RECORD EXTRACTS:
---------------
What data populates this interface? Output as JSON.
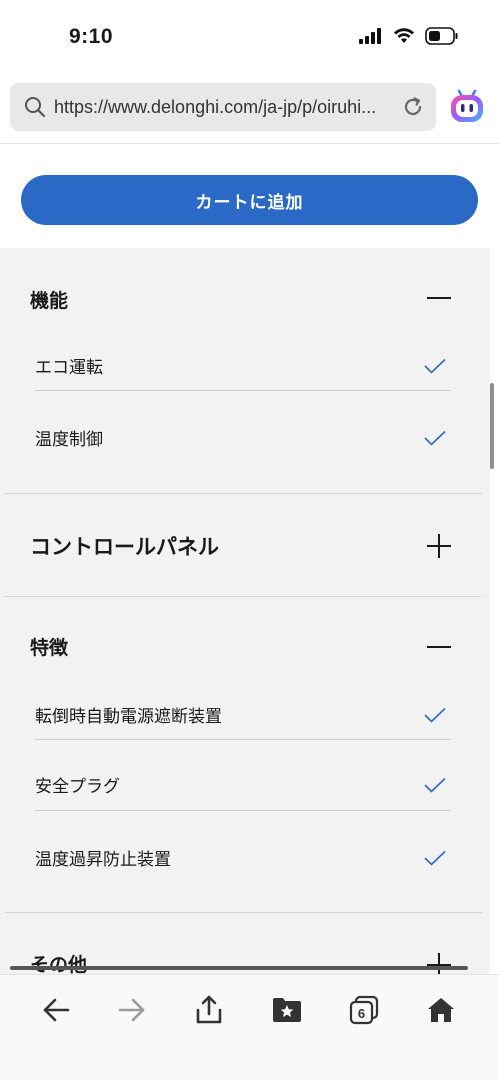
{
  "status_bar": {
    "time": "9:10"
  },
  "browser": {
    "url": "https://www.delonghi.com/ja-jp/p/oiruhi...",
    "tab_count": "6"
  },
  "cart": {
    "button_label": "カートに追加"
  },
  "sections": {
    "function": {
      "title": "機能",
      "expanded": true,
      "items": [
        "エコ運転",
        "温度制御"
      ]
    },
    "control_panel": {
      "title": "コントロールパネル",
      "expanded": false
    },
    "features": {
      "title": "特徴",
      "expanded": true,
      "items": [
        "転倒時自動電源遮断装置",
        "安全プラグ",
        "温度過昇防止装置"
      ]
    },
    "other": {
      "title": "その他",
      "expanded": false
    }
  },
  "colors": {
    "accent": "#2a6ac6",
    "check": "#2a6ac6",
    "panel_bg": "#f2f2f2"
  }
}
---------------
GIVEN TASK:
Write out each line again precisely as it appears, skipping every picture.

EXERCISE OUTPUT:
What data populates this interface? Output as JSON.
{
  "status_bar": {
    "time": "9:10"
  },
  "browser": {
    "url": "https://www.delonghi.com/ja-jp/p/oiruhi...",
    "tab_count": "6"
  },
  "cart": {
    "button_label": "カートに追加"
  },
  "sections": {
    "function": {
      "title": "機能",
      "expanded": true,
      "items": [
        "エコ運転",
        "温度制御"
      ]
    },
    "control_panel": {
      "title": "コントロールパネル",
      "expanded": false
    },
    "features": {
      "title": "特徴",
      "expanded": true,
      "items": [
        "転倒時自動電源遮断装置",
        "安全プラグ",
        "温度過昇防止装置"
      ]
    },
    "other": {
      "title": "その他",
      "expanded": false
    }
  },
  "colors": {
    "accent": "#2a6ac6",
    "check": "#2a6ac6",
    "panel_bg": "#f2f2f2"
  }
}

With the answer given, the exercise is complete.